(Extracted data entries)
____________

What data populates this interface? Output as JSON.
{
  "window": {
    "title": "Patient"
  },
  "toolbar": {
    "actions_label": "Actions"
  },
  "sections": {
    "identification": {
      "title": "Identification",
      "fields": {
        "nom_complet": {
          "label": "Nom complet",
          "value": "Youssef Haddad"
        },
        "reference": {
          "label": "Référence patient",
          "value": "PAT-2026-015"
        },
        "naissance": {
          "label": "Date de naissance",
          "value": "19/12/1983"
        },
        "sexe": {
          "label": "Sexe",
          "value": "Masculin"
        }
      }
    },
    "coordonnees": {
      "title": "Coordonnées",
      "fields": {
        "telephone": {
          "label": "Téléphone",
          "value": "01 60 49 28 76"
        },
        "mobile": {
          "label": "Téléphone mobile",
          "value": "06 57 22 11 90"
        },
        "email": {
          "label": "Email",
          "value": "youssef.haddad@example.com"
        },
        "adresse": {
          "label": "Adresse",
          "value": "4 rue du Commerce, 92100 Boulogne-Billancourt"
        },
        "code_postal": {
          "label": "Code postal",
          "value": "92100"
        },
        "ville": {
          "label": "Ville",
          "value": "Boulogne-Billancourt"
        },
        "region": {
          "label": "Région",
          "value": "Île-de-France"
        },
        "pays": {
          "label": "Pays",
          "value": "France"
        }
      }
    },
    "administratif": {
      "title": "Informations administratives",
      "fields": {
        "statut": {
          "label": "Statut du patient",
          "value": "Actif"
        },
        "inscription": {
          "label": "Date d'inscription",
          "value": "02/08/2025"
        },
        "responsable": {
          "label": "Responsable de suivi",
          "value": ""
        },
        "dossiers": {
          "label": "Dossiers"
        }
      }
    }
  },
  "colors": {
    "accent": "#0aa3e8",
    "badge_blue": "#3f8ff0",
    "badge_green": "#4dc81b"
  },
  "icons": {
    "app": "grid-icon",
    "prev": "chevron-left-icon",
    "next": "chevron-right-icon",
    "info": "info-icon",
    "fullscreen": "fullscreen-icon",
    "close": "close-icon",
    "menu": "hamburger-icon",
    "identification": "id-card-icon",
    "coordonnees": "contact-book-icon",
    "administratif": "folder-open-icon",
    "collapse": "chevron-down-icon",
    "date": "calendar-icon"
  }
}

____________

Every line of the material must be returned exactly as it appears.

#### RESPONSE BELOW:
What data populates this interface? Output as JSON.
{
  "window": {
    "title": "Patient"
  },
  "toolbar": {
    "actions_label": "Actions"
  },
  "sections": {
    "identification": {
      "title": "Identification",
      "fields": {
        "nom_complet": {
          "label": "Nom complet",
          "value": "Youssef Haddad"
        },
        "reference": {
          "label": "Référence patient",
          "value": "PAT-2026-015"
        },
        "naissance": {
          "label": "Date de naissance",
          "value": "19/12/1983"
        },
        "sexe": {
          "label": "Sexe",
          "value": "Masculin"
        }
      }
    },
    "coordonnees": {
      "title": "Coordonnées",
      "fields": {
        "telephone": {
          "label": "Téléphone",
          "value": "01 60 49 28 76"
        },
        "mobile": {
          "label": "Téléphone mobile",
          "value": "06 57 22 11 90"
        },
        "email": {
          "label": "Email",
          "value": "youssef.haddad@example.com"
        },
        "adresse": {
          "label": "Adresse",
          "value": "4 rue du Commerce, 92100 Boulogne-Billancourt"
        },
        "code_postal": {
          "label": "Code postal",
          "value": "92100"
        },
        "ville": {
          "label": "Ville",
          "value": "Boulogne-Billancourt"
        },
        "region": {
          "label": "Région",
          "value": "Île-de-France"
        },
        "pays": {
          "label": "Pays",
          "value": "France"
        }
      }
    },
    "administratif": {
      "title": "Informations administratives",
      "fields": {
        "statut": {
          "label": "Statut du patient",
          "value": "Actif"
        },
        "inscription": {
          "label": "Date d'inscription",
          "value": "02/08/2025"
        },
        "responsable": {
          "label": "Responsable de suivi",
          "value": ""
        },
        "dossiers": {
          "label": "Dossiers"
        }
      }
    }
  },
  "colors": {
    "accent": "#0aa3e8",
    "badge_blue": "#3f8ff0",
    "badge_green": "#4dc81b"
  },
  "icons": {
    "app": "grid-icon",
    "prev": "chevron-left-icon",
    "next": "chevron-right-icon",
    "info": "info-icon",
    "fullscreen": "fullscreen-icon",
    "close": "close-icon",
    "menu": "hamburger-icon",
    "identification": "id-card-icon",
    "coordonnees": "contact-book-icon",
    "administratif": "folder-open-icon",
    "collapse": "chevron-down-icon",
    "date": "calendar-icon"
  }
}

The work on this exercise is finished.